* [What is needed]: Answer with a single number: the count of lines that include the string "name".

§

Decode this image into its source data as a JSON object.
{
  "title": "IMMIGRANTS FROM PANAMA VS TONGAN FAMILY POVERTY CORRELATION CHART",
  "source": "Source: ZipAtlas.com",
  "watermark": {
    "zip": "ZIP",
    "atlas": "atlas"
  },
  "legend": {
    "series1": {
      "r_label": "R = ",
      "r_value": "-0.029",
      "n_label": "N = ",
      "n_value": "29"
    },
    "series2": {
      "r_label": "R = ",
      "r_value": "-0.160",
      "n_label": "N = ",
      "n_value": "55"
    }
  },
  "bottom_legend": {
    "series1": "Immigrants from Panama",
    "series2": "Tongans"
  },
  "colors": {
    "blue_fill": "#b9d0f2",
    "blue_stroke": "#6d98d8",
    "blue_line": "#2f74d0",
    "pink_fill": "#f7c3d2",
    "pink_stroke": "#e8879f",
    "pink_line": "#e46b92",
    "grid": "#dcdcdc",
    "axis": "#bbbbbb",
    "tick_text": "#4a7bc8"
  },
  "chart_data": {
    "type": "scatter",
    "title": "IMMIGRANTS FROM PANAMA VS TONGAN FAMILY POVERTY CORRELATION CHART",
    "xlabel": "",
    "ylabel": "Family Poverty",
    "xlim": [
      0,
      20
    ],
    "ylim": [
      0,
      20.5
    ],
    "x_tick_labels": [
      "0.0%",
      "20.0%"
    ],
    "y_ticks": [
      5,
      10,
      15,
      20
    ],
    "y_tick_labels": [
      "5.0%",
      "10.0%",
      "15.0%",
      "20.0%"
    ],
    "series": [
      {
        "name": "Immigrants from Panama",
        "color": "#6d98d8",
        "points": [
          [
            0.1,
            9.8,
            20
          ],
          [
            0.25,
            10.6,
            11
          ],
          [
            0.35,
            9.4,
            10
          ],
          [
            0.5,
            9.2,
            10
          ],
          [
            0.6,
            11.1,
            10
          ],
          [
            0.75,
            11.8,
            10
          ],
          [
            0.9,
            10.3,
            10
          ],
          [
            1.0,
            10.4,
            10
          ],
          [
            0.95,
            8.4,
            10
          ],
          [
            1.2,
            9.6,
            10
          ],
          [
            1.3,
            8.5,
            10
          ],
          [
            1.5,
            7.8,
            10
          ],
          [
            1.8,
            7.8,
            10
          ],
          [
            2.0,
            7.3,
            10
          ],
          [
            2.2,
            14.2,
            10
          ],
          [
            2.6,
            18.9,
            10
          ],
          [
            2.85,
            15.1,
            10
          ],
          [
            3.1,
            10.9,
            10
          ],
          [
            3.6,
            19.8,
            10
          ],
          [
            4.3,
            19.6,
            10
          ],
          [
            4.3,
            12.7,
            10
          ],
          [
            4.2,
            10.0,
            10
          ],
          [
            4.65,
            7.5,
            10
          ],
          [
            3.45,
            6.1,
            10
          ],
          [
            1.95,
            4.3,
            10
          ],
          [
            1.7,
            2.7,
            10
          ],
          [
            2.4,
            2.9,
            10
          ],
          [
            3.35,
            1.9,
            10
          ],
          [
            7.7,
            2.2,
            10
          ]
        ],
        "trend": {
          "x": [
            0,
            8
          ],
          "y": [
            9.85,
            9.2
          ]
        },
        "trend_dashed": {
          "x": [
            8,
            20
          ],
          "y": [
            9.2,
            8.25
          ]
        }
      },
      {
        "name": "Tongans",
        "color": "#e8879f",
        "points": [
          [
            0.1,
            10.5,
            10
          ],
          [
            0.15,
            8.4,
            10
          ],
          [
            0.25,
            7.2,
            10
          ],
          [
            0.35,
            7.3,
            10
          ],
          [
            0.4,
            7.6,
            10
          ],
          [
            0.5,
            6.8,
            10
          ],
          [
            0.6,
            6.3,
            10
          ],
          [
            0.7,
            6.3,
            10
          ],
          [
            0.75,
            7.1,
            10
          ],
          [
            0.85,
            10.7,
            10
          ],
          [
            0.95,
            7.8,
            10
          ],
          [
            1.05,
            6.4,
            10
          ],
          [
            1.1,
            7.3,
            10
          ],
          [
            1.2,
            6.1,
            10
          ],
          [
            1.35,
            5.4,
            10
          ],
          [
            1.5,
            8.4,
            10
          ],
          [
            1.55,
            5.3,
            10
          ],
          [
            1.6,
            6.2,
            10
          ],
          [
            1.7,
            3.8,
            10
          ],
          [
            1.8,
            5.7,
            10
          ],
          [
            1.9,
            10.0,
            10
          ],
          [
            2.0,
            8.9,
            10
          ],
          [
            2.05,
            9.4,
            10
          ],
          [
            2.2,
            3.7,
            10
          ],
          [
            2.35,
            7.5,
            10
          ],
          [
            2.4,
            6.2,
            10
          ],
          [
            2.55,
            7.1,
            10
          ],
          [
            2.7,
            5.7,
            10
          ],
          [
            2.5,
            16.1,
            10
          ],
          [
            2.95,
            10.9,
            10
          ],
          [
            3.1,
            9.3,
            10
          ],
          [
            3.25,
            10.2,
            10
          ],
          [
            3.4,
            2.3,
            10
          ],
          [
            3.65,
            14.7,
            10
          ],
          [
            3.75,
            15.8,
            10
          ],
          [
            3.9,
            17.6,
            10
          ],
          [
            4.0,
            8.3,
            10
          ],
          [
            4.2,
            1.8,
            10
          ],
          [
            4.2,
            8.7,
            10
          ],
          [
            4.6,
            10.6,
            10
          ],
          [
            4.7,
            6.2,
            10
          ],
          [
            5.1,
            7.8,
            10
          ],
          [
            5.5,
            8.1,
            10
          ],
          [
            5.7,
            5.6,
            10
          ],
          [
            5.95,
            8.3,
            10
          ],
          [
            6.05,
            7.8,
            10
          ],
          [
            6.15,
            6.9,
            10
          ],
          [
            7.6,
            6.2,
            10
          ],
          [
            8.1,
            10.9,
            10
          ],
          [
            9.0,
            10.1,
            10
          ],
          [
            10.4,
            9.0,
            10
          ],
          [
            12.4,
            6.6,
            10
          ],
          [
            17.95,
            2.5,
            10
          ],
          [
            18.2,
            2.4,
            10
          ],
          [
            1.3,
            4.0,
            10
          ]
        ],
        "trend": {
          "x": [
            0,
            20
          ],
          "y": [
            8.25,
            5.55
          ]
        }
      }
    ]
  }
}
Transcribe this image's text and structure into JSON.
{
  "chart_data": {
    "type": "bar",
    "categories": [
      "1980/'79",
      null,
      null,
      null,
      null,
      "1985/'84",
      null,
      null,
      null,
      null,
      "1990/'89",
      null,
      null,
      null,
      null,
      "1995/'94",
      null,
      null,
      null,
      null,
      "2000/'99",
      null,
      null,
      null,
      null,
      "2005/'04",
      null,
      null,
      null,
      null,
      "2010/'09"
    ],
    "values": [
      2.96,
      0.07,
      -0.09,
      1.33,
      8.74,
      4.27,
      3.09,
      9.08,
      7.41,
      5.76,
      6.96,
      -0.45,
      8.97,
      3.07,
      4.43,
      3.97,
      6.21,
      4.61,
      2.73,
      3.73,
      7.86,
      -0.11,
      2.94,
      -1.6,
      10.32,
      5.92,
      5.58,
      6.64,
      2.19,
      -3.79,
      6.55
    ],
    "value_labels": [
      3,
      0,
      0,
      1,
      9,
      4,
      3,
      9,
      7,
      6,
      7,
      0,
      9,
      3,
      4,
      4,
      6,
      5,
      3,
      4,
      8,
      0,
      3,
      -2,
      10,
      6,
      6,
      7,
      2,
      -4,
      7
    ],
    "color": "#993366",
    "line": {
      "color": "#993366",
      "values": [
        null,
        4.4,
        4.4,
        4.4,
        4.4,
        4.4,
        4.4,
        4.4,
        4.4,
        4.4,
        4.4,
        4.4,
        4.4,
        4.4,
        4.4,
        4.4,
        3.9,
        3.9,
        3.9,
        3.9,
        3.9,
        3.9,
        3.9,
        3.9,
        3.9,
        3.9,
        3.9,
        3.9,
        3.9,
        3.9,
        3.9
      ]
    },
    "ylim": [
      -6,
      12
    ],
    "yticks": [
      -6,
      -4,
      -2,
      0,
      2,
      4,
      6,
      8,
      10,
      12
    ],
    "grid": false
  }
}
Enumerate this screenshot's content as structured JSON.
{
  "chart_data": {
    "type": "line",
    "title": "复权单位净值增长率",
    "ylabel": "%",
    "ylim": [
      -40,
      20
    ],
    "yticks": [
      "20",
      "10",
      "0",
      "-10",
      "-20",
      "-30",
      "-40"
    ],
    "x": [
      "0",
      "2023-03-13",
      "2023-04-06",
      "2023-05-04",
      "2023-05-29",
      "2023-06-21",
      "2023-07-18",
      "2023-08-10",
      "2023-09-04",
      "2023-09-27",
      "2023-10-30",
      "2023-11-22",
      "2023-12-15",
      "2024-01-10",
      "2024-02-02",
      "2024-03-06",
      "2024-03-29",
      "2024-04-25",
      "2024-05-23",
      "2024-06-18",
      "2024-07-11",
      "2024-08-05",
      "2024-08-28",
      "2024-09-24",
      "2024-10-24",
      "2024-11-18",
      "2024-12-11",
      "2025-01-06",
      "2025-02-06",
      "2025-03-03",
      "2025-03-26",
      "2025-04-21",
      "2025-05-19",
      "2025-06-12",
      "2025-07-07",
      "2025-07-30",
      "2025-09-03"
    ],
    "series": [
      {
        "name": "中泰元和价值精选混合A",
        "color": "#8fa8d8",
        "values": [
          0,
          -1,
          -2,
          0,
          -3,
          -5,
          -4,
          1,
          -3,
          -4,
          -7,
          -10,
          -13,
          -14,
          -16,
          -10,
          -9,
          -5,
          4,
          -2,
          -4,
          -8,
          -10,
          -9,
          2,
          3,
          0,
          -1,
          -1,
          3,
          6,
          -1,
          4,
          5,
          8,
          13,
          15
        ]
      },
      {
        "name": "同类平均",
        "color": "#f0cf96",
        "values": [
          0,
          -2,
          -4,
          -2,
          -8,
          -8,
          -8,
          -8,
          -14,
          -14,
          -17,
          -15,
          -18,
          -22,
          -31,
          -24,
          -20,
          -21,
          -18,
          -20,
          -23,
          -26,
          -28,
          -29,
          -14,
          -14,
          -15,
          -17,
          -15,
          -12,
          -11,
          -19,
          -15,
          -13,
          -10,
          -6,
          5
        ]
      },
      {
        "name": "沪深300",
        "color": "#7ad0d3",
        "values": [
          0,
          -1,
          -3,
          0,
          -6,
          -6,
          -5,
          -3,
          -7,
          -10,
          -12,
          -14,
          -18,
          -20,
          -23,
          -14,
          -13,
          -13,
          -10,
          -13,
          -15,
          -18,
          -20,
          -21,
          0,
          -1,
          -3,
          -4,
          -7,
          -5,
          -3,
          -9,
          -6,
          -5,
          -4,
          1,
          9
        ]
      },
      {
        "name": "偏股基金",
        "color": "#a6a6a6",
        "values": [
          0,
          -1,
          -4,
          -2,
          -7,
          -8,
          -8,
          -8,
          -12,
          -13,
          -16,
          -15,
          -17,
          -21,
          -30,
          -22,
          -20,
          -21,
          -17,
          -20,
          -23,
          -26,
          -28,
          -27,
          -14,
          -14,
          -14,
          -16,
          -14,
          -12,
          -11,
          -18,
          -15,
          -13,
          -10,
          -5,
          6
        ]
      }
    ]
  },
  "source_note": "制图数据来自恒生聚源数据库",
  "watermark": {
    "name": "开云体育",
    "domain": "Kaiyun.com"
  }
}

§

* [Task solution]: 7